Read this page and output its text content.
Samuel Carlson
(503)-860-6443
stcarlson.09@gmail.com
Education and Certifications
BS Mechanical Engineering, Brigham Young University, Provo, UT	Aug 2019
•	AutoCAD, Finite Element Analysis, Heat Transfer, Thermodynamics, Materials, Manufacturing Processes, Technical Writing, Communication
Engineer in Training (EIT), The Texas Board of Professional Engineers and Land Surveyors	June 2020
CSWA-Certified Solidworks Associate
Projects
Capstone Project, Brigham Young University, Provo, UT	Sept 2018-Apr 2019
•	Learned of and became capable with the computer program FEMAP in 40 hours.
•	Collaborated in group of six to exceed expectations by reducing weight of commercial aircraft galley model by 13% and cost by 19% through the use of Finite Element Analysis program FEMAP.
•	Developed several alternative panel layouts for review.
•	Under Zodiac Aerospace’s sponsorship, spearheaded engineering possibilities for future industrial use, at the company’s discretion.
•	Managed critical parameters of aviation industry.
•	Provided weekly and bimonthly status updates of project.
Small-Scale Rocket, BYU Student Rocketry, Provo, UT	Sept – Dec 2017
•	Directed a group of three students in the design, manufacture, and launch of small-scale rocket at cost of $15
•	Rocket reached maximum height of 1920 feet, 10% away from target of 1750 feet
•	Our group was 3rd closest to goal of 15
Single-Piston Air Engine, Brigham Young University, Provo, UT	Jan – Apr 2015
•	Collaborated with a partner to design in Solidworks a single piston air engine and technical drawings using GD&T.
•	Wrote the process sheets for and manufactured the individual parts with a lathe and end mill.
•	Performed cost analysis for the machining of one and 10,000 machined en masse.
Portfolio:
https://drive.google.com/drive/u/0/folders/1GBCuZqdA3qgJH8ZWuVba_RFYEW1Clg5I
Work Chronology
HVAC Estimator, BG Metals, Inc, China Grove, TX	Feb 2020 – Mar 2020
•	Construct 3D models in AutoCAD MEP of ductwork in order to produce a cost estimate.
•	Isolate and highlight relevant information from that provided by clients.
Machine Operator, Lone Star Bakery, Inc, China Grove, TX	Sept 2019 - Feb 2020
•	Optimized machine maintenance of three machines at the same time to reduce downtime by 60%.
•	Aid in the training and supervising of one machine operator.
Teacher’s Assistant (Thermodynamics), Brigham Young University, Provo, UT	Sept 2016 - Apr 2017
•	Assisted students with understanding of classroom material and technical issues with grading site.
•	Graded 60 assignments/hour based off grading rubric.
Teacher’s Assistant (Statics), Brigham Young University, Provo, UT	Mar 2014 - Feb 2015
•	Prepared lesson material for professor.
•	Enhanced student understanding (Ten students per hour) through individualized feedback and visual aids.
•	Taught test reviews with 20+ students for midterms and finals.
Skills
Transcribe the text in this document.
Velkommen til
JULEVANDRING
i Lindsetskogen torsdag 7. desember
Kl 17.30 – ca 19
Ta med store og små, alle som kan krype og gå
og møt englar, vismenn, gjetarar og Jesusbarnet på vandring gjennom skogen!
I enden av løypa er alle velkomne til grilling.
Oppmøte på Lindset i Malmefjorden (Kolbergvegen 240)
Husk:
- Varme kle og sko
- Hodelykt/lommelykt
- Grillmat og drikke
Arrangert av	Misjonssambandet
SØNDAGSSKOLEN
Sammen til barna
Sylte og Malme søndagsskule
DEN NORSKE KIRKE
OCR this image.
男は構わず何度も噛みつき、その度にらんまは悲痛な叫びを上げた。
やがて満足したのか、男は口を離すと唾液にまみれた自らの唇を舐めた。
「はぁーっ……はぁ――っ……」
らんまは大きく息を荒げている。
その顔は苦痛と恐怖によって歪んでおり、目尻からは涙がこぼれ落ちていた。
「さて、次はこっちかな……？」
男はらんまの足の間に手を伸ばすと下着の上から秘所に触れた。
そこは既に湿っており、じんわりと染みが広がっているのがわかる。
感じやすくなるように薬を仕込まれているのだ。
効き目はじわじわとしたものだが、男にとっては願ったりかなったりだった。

........

# STATED PROBLEM:
Show each line of the listing that holds the string "Thermodynamics".

# OUTPUT OF THE EXERCISE:
•	AutoCAD, Finite Element Analysis, Heat Transfer, Thermodynamics, Materials, Manufacturing Processes, Technical Writing, Communication
Teacher’s Assistant (Thermodynamics), Brigham Young University, Provo, UT	Sept 2016 - Apr 2017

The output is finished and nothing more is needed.